Each record below should be repeated precisely as written.

Excerpt from a dataset:

========================

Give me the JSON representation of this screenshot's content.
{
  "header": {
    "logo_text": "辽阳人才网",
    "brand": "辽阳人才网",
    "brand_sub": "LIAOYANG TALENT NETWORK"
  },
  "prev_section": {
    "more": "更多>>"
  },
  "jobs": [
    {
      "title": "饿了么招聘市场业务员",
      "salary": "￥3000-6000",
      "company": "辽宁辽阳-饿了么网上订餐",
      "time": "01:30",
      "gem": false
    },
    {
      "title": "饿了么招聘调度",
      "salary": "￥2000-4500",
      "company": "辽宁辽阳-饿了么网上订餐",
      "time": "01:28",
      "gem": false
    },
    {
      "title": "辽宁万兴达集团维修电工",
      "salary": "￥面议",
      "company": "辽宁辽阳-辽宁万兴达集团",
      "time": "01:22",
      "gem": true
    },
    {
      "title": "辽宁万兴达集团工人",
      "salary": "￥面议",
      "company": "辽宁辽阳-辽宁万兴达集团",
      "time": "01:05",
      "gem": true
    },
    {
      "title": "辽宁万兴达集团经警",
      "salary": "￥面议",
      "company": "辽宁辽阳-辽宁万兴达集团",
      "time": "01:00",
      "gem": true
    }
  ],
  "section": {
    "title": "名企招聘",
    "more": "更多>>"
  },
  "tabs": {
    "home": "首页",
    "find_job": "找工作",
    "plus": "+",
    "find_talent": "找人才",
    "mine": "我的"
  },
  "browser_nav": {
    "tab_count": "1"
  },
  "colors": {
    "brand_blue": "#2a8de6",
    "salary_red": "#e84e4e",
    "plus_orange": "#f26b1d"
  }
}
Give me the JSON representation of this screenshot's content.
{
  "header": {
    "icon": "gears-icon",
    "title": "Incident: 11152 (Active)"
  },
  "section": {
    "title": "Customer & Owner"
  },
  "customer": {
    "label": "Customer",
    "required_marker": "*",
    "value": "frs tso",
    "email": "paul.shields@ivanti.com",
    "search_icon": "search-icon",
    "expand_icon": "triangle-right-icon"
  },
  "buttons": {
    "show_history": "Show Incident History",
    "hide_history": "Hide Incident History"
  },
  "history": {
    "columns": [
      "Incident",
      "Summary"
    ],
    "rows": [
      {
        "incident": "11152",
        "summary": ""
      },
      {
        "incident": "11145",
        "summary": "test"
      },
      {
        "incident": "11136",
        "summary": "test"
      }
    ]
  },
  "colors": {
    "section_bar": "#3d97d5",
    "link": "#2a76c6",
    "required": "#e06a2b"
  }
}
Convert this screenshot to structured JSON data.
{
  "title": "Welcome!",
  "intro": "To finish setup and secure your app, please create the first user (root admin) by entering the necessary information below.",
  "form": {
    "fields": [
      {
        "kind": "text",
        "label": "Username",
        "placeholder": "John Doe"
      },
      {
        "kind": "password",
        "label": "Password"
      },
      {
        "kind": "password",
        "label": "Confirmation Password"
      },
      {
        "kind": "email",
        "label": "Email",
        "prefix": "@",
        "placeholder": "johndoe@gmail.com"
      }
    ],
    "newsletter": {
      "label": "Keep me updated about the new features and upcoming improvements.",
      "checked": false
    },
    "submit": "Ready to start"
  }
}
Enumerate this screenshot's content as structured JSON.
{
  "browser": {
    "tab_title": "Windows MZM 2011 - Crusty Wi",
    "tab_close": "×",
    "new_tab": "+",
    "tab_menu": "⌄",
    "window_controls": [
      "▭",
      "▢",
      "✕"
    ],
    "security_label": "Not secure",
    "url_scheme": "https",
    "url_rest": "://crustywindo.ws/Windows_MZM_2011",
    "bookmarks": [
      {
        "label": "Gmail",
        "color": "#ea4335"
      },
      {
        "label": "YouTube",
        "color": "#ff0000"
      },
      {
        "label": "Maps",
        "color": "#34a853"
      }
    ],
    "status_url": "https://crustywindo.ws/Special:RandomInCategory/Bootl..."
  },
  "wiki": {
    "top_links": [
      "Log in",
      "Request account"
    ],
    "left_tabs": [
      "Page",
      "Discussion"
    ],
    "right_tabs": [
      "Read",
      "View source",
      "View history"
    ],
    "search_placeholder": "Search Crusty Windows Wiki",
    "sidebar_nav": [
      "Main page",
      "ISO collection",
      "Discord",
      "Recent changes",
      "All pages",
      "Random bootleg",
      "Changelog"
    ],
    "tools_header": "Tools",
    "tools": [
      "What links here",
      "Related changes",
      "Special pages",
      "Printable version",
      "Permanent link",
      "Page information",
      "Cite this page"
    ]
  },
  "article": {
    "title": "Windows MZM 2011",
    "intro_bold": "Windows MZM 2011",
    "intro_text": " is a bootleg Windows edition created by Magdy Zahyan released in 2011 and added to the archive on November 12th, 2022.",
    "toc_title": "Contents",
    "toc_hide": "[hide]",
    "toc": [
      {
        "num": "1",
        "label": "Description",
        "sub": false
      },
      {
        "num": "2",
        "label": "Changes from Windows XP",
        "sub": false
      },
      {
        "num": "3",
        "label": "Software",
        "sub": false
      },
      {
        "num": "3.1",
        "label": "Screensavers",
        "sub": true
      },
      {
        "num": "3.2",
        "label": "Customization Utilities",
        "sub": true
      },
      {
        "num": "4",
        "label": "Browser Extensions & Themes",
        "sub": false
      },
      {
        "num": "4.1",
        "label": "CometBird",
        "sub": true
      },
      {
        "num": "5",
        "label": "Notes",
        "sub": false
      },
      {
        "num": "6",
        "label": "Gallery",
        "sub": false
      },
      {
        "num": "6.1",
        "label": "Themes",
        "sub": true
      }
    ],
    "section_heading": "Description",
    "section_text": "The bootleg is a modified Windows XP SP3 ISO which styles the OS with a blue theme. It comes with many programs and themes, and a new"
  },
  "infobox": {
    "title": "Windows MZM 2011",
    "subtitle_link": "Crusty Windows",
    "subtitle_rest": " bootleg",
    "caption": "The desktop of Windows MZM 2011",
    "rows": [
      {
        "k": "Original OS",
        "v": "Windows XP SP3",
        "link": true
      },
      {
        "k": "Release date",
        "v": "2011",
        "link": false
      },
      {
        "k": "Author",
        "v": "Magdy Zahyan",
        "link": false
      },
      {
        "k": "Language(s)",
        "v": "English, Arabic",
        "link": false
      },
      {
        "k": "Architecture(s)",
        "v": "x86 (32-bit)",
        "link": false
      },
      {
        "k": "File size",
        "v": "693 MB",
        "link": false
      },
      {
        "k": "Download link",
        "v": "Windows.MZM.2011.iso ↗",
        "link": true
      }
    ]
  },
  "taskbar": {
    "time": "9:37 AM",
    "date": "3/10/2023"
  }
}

========================

◆ **Response to this task**:
Give me the JSON representation of this screenshot's content.
{
  "header": {
    "logo_text": "辽阳人才网",
    "brand": "辽阳人才网",
    "brand_sub": "LIAOYANG TALENT NETWORK"
  },
  "prev_section": {
    "more": "更多>>"
  },
  "jobs": [
    {
      "title": "饿了么招聘市场业务员",
      "salary": "￥3000-6000",
      "company": "辽宁辽阳-饿了么网上订餐",
      "time": "01:30",
      "gem": false
    },
    {
      "title": "饿了么招聘调度",
      "salary": "￥2000-4500",
      "company": "辽宁辽阳-饿了么网上订餐",
      "time": "01:28",
      "gem": false
    },
    {
      "title": "辽宁万兴达集团维修电工",
      "salary": "￥面议",
      "company": "辽宁辽阳-辽宁万兴达集团",
      "time": "01:22",
      "gem": true
    },
    {
      "title": "辽宁万兴达集团工人",
      "salary": "￥面议",
      "company": "辽宁辽阳-辽宁万兴达集团",
      "time": "01:05",
      "gem": true
    },
    {
      "title": "辽宁万兴达集团经警",
      "salary": "￥面议",
      "company": "辽宁辽阳-辽宁万兴达集团",
      "time": "01:00",
      "gem": true
    }
  ],
  "section": {
    "title": "名企招聘",
    "more": "更多>>"
  },
  "tabs": {
    "home": "首页",
    "find_job": "找工作",
    "plus": "+",
    "find_talent": "找人才",
    "mine": "我的"
  },
  "browser_nav": {
    "tab_count": "1"
  },
  "colors": {
    "brand_blue": "#2a8de6",
    "salary_red": "#e84e4e",
    "plus_orange": "#f26b1d"
  }
}
Give me the JSON representation of this screenshot's content.
{
  "header": {
    "icon": "gears-icon",
    "title": "Incident: 11152 (Active)"
  },
  "section": {
    "title": "Customer & Owner"
  },
  "customer": {
    "label": "Customer",
    "required_marker": "*",
    "value": "frs tso",
    "email": "paul.shields@ivanti.com",
    "search_icon": "search-icon",
    "expand_icon": "triangle-right-icon"
  },
  "buttons": {
    "show_history": "Show Incident History",
    "hide_history": "Hide Incident History"
  },
  "history": {
    "columns": [
      "Incident",
      "Summary"
    ],
    "rows": [
      {
        "incident": "11152",
        "summary": ""
      },
      {
        "incident": "11145",
        "summary": "test"
      },
      {
        "incident": "11136",
        "summary": "test"
      }
    ]
  },
  "colors": {
    "section_bar": "#3d97d5",
    "link": "#2a76c6",
    "required": "#e06a2b"
  }
}
Convert this screenshot to structured JSON data.
{
  "title": "Welcome!",
  "intro": "To finish setup and secure your app, please create the first user (root admin) by entering the necessary information below.",
  "form": {
    "fields": [
      {
        "kind": "text",
        "label": "Username",
        "placeholder": "John Doe"
      },
      {
        "kind": "password",
        "label": "Password"
      },
      {
        "kind": "password",
        "label": "Confirmation Password"
      },
      {
        "kind": "email",
        "label": "Email",
        "prefix": "@",
        "placeholder": "johndoe@gmail.com"
      }
    ],
    "newsletter": {
      "label": "Keep me updated about the new features and upcoming improvements.",
      "checked": false
    },
    "submit": "Ready to start"
  }
}
Enumerate this screenshot's content as structured JSON.
{
  "browser": {
    "tab_title": "Windows MZM 2011 - Crusty Wi",
    "tab_close": "×",
    "new_tab": "+",
    "tab_menu": "⌄",
    "window_controls": [
      "▭",
      "▢",
      "✕"
    ],
    "security_label": "Not secure",
    "url_scheme": "https",
    "url_rest": "://crustywindo.ws/Windows_MZM_2011",
    "bookmarks": [
      {
        "label": "Gmail",
        "color": "#ea4335"
      },
      {
        "label": "YouTube",
        "color": "#ff0000"
      },
      {
        "label": "Maps",
        "color": "#34a853"
      }
    ],
    "status_url": "https://crustywindo.ws/Special:RandomInCategory/Bootl..."
  },
  "wiki": {
    "top_links": [
      "Log in",
      "Request account"
    ],
    "left_tabs": [
      "Page",
      "Discussion"
    ],
    "right_tabs": [
      "Read",
      "View source",
      "View history"
    ],
    "search_placeholder": "Search Crusty Windows Wiki",
    "sidebar_nav": [
      "Main page",
      "ISO collection",
      "Discord",
      "Recent changes",
      "All pages",
      "Random bootleg",
      "Changelog"
    ],
    "tools_header": "Tools",
    "tools": [
      "What links here",
      "Related changes",
      "Special pages",
      "Printable version",
      "Permanent link",
      "Page information",
      "Cite this page"
    ]
  },
  "article": {
    "title": "Windows MZM 2011",
    "intro_bold": "Windows MZM 2011",
    "intro_text": " is a bootleg Windows edition created by Magdy Zahyan released in 2011 and added to the archive on November 12th, 2022.",
    "toc_title": "Contents",
    "toc_hide": "[hide]",
    "toc": [
      {
        "num": "1",
        "label": "Description",
        "sub": false
      },
      {
        "num": "2",
        "label": "Changes from Windows XP",
        "sub": false
      },
      {
        "num": "3",
        "label": "Software",
        "sub": false
      },
      {
        "num": "3.1",
        "label": "Screensavers",
        "sub": true
      },
      {
        "num": "3.2",
        "label": "Customization Utilities",
        "sub": true
      },
      {
        "num": "4",
        "label": "Browser Extensions & Themes",
        "sub": false
      },
      {
        "num": "4.1",
        "label": "CometBird",
        "sub": true
      },
      {
        "num": "5",
        "label": "Notes",
        "sub": false
      },
      {
        "num": "6",
        "label": "Gallery",
        "sub": false
      },
      {
        "num": "6.1",
        "label": "Themes",
        "sub": true
      }
    ],
    "section_heading": "Description",
    "section_text": "The bootleg is a modified Windows XP SP3 ISO which styles the OS with a blue theme. It comes with many programs and themes, and a new"
  },
  "infobox": {
    "title": "Windows MZM 2011",
    "subtitle_link": "Crusty Windows",
    "subtitle_rest": " bootleg",
    "caption": "The desktop of Windows MZM 2011",
    "rows": [
      {
        "k": "Original OS",
        "v": "Windows XP SP3",
        "link": true
      },
      {
        "k": "Release date",
        "v": "2011",
        "link": false
      },
      {
        "k": "Author",
        "v": "Magdy Zahyan",
        "link": false
      },
      {
        "k": "Language(s)",
        "v": "English, Arabic",
        "link": false
      },
      {
        "k": "Architecture(s)",
        "v": "x86 (32-bit)",
        "link": false
      },
      {
        "k": "File size",
        "v": "693 MB",
        "link": false
      },
      {
        "k": "Download link",
        "v": "Windows.MZM.2011.iso ↗",
        "link": true
      }
    ]
  },
  "taskbar": {
    "time": "9:37 AM",
    "date": "3/10/2023"
  }
}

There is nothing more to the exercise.